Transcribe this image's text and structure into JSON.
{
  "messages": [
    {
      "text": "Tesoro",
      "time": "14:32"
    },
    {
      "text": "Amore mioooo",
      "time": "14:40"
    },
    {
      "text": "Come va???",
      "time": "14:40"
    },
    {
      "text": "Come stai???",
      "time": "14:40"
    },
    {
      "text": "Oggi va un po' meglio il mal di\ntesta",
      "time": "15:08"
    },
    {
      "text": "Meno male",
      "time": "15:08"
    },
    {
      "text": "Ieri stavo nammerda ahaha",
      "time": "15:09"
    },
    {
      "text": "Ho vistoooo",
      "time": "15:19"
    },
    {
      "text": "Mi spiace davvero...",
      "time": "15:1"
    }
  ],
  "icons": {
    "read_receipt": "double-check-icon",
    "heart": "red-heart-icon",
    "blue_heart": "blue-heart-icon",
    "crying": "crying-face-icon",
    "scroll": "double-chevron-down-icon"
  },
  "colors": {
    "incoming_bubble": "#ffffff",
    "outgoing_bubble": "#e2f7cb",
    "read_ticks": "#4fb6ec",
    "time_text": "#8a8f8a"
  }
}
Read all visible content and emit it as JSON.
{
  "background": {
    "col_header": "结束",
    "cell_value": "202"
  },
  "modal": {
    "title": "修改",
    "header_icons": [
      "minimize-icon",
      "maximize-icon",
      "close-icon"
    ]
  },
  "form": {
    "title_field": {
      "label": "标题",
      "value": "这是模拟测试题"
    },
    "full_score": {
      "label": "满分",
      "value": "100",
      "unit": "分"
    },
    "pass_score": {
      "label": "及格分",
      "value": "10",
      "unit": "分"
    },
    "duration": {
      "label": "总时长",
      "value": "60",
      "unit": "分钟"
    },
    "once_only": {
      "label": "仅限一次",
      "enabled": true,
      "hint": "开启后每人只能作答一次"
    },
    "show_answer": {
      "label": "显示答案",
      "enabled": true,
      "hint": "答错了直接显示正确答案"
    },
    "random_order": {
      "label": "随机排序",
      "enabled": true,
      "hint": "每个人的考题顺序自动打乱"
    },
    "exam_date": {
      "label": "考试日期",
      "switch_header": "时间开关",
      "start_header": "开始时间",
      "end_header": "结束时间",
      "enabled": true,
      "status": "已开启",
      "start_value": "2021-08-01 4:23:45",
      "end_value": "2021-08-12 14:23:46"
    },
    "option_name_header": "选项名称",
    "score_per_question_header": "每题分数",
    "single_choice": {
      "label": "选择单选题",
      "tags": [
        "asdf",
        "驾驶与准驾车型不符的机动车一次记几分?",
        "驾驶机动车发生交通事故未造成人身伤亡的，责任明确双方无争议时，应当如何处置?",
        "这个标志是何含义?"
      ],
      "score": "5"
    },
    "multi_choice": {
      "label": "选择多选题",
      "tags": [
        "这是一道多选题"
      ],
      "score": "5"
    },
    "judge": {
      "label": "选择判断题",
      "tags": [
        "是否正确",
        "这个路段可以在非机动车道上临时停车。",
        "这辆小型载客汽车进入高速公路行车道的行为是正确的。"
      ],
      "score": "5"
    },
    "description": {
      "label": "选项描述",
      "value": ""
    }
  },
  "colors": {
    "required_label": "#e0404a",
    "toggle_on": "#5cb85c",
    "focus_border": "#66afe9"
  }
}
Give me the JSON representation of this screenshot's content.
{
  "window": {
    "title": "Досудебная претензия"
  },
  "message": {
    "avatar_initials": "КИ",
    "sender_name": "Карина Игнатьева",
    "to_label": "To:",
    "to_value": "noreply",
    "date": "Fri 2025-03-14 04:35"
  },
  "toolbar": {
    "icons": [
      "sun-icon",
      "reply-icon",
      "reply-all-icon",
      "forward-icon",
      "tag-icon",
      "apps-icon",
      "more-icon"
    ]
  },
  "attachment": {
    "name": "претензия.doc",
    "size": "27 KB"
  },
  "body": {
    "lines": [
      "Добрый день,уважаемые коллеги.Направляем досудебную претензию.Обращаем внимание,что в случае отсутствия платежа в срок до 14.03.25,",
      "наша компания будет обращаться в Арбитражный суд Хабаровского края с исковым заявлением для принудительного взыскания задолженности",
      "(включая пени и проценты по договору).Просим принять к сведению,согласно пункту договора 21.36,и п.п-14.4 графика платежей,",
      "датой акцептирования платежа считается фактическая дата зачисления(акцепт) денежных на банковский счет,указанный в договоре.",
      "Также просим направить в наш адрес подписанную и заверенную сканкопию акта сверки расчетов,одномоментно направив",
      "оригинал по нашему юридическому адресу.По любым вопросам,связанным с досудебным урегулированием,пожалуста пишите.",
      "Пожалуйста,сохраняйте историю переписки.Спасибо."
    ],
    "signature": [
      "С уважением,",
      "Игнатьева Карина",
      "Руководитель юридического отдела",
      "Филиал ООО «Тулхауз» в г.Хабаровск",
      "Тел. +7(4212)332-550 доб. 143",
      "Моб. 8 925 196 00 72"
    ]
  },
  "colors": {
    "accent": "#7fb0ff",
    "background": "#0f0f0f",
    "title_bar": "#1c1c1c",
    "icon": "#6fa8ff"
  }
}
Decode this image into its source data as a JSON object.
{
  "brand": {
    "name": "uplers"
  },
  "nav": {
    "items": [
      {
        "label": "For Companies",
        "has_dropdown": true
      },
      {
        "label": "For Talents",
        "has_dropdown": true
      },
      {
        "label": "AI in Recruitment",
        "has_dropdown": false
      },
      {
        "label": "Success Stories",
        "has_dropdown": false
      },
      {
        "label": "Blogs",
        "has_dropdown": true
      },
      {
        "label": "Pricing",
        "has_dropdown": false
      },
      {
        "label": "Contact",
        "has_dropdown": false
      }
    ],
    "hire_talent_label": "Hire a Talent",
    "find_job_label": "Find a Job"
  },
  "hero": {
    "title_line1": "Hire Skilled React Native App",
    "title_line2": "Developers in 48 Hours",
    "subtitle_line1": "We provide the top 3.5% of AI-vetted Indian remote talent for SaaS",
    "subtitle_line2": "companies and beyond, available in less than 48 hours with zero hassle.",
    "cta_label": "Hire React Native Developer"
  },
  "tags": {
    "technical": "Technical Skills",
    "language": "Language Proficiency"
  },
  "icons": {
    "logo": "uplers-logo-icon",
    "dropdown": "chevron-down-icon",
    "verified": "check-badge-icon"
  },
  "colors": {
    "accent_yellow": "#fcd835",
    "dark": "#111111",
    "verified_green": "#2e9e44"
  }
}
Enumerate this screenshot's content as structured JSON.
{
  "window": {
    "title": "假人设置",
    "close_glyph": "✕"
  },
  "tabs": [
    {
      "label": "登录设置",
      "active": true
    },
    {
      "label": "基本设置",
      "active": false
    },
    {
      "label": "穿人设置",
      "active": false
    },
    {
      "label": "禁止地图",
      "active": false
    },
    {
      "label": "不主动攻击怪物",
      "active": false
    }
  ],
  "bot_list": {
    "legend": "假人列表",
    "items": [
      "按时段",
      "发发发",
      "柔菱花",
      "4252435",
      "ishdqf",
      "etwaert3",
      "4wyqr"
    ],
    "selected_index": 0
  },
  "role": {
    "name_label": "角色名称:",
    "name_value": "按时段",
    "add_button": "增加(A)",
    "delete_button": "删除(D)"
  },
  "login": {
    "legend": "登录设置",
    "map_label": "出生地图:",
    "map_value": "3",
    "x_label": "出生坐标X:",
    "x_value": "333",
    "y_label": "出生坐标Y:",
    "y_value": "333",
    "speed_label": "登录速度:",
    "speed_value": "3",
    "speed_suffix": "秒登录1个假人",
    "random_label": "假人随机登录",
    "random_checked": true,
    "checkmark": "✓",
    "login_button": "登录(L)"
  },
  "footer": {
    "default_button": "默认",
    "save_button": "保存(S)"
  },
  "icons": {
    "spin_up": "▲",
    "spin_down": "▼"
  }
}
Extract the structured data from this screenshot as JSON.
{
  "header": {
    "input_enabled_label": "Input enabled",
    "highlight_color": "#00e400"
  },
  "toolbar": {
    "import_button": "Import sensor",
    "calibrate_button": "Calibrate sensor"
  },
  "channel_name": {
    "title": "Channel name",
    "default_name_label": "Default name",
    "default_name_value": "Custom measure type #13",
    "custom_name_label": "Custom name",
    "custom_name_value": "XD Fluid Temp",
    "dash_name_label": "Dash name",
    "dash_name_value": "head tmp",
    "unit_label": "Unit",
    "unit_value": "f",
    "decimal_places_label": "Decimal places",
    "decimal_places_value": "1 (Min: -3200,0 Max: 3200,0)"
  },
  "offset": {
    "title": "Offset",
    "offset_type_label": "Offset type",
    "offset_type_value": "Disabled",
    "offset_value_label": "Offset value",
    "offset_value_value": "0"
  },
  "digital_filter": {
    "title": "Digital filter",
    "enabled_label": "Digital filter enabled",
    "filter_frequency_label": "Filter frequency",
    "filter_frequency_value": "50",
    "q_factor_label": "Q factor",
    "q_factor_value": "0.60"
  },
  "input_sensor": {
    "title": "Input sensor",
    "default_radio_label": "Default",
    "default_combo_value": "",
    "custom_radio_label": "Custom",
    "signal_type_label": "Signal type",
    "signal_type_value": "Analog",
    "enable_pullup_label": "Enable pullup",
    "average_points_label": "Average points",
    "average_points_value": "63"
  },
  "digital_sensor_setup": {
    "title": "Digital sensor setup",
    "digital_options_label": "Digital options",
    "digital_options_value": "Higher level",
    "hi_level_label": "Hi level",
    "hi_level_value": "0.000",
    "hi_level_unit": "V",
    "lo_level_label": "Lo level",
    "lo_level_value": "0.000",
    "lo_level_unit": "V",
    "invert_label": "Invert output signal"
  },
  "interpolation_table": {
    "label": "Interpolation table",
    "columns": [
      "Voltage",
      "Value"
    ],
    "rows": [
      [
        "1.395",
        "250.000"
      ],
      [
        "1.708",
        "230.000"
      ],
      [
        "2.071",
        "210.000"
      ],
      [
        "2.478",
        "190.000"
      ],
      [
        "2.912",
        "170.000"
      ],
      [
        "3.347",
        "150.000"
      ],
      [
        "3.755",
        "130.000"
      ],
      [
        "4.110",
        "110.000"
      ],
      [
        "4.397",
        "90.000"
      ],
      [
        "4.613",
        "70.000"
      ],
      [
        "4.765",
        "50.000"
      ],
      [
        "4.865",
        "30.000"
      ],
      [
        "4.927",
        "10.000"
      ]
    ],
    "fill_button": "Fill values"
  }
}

-----

**WORK INSTRUCTIONS**
Among the records above, find each line holding the string "heart" and pull it out.

**RESPONSE FOR THIS EXERCISE**
    "heart": "red-heart-icon",
    "blue_heart": "blue-heart-icon",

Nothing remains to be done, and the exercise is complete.